--- START ---

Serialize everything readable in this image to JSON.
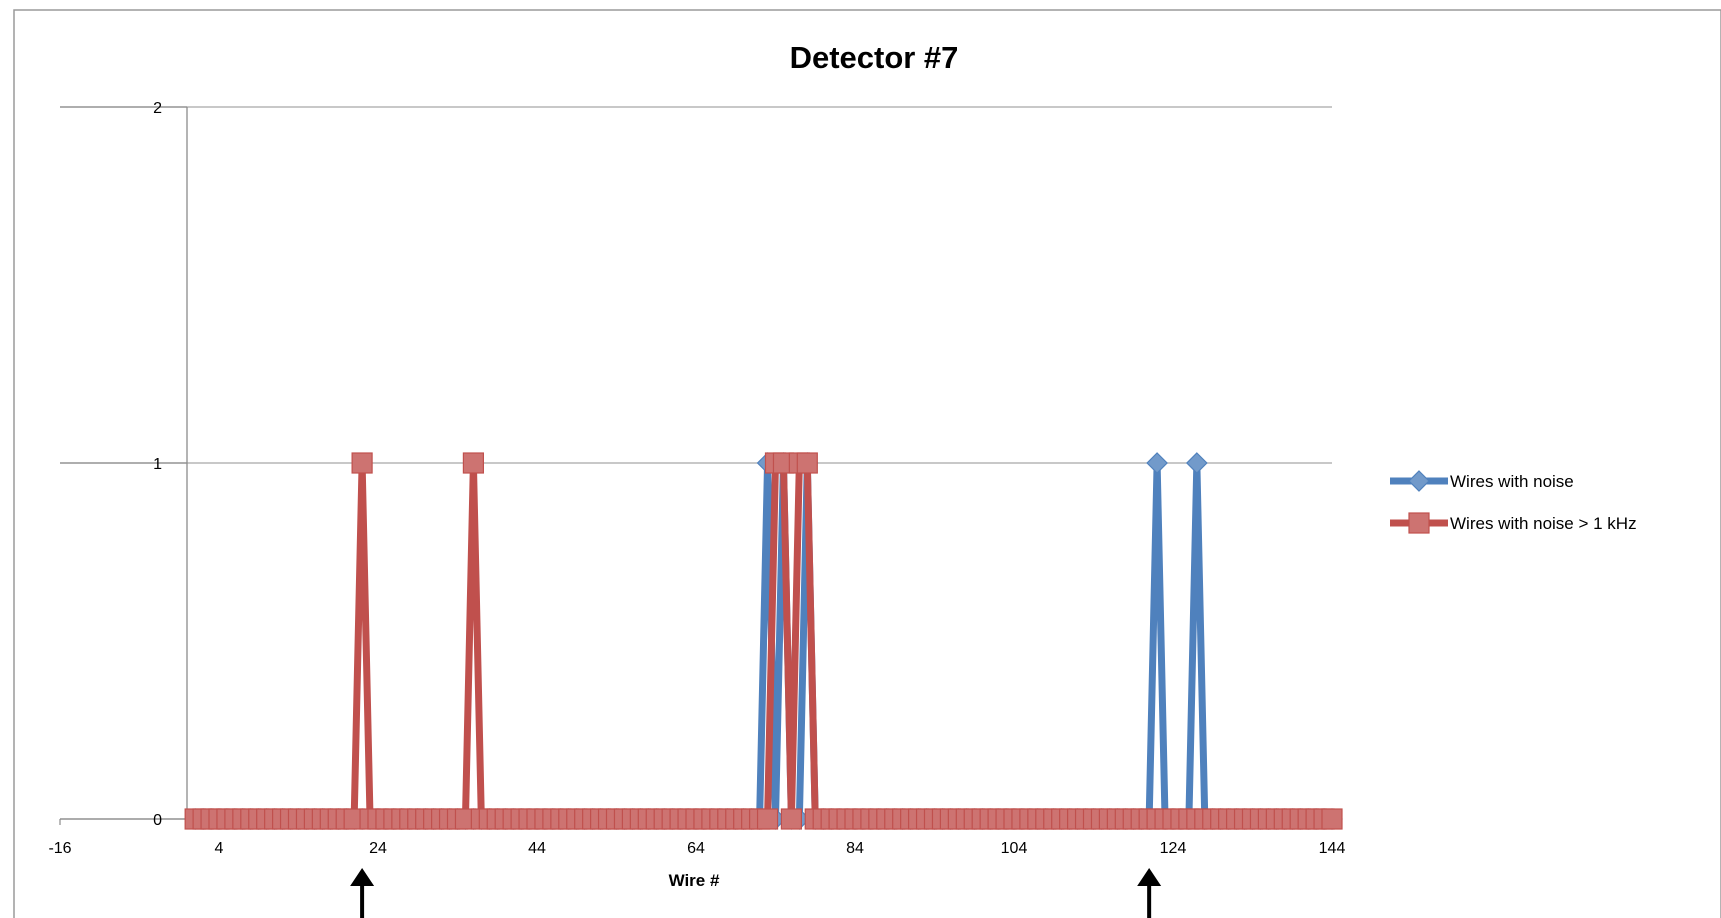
{
  "chart_data": {
    "type": "line",
    "title": "Detector #7",
    "xlabel": "Wire #",
    "ylabel": "",
    "xlim": [
      -16,
      144
    ],
    "ylim": [
      0,
      2
    ],
    "x_ticks": [
      -16,
      4,
      24,
      44,
      64,
      84,
      104,
      124,
      144
    ],
    "x_tick_labels": [
      "-16",
      "4",
      "24",
      "44",
      "64",
      "84",
      "104",
      "124",
      "144"
    ],
    "y_ticks": [
      0,
      1,
      2
    ],
    "y_tick_labels": [
      "0",
      "1",
      "2"
    ],
    "grid": "horizontal",
    "legend_position": "right",
    "x_range": [
      1,
      144
    ],
    "series": [
      {
        "name": "Wires with noise",
        "color": "#4F81BD",
        "marker": "diamond",
        "ones_at_x": [
          73,
          75,
          78,
          122,
          127
        ]
      },
      {
        "name": "Wires with noise > 1 kHz",
        "color": "#C0504D",
        "marker": "square",
        "ones_at_x": [
          22,
          36,
          74,
          75,
          77,
          78
        ]
      }
    ],
    "annotations": [
      {
        "type": "arrow",
        "direction": "up",
        "x": 22
      },
      {
        "type": "arrow",
        "direction": "up",
        "x": 121
      }
    ]
  }
}
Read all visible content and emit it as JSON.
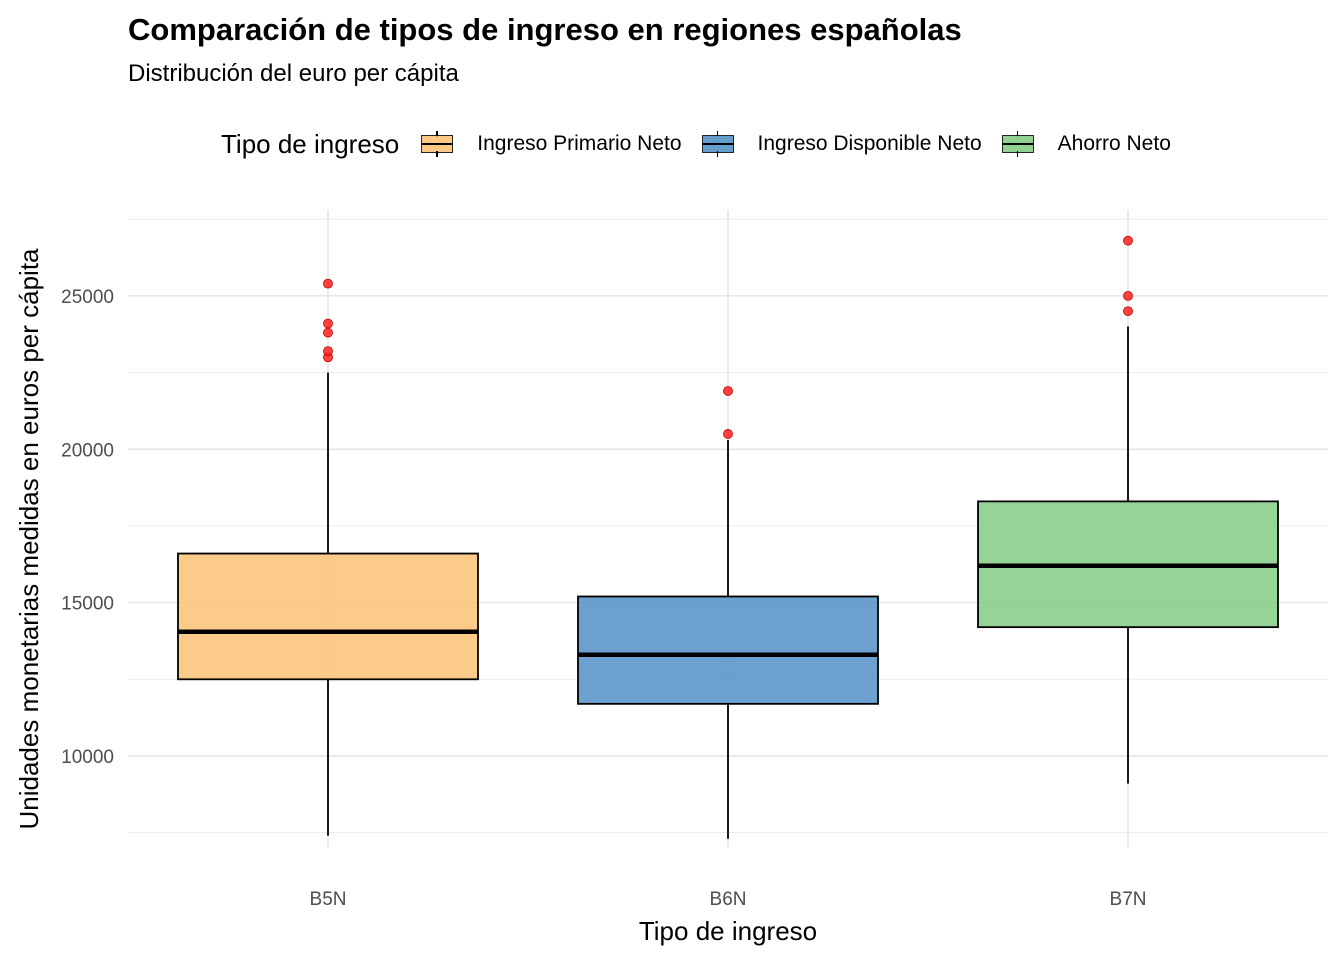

--- END ---

WHAT YOU NEED TO DO → Send back the data above word for word, with the pictures left out.

WRITTEN SOLUTION →
Serialize everything readable in this image to JSON.
{
  "chart_data": {
    "type": "line",
    "title": "Detector #7",
    "xlabel": "Wire #",
    "ylabel": "",
    "xlim": [
      -16,
      144
    ],
    "ylim": [
      0,
      2
    ],
    "x_ticks": [
      -16,
      4,
      24,
      44,
      64,
      84,
      104,
      124,
      144
    ],
    "x_tick_labels": [
      "-16",
      "4",
      "24",
      "44",
      "64",
      "84",
      "104",
      "124",
      "144"
    ],
    "y_ticks": [
      0,
      1,
      2
    ],
    "y_tick_labels": [
      "0",
      "1",
      "2"
    ],
    "grid": "horizontal",
    "legend_position": "right",
    "x_range": [
      1,
      144
    ],
    "series": [
      {
        "name": "Wires with noise",
        "color": "#4F81BD",
        "marker": "diamond",
        "ones_at_x": [
          73,
          75,
          78,
          122,
          127
        ]
      },
      {
        "name": "Wires with noise > 1 kHz",
        "color": "#C0504D",
        "marker": "square",
        "ones_at_x": [
          22,
          36,
          74,
          75,
          77,
          78
        ]
      }
    ],
    "annotations": [
      {
        "type": "arrow",
        "direction": "up",
        "x": 22
      },
      {
        "type": "arrow",
        "direction": "up",
        "x": 121
      }
    ]
  }
}
Read all visible content and emit it as JSON.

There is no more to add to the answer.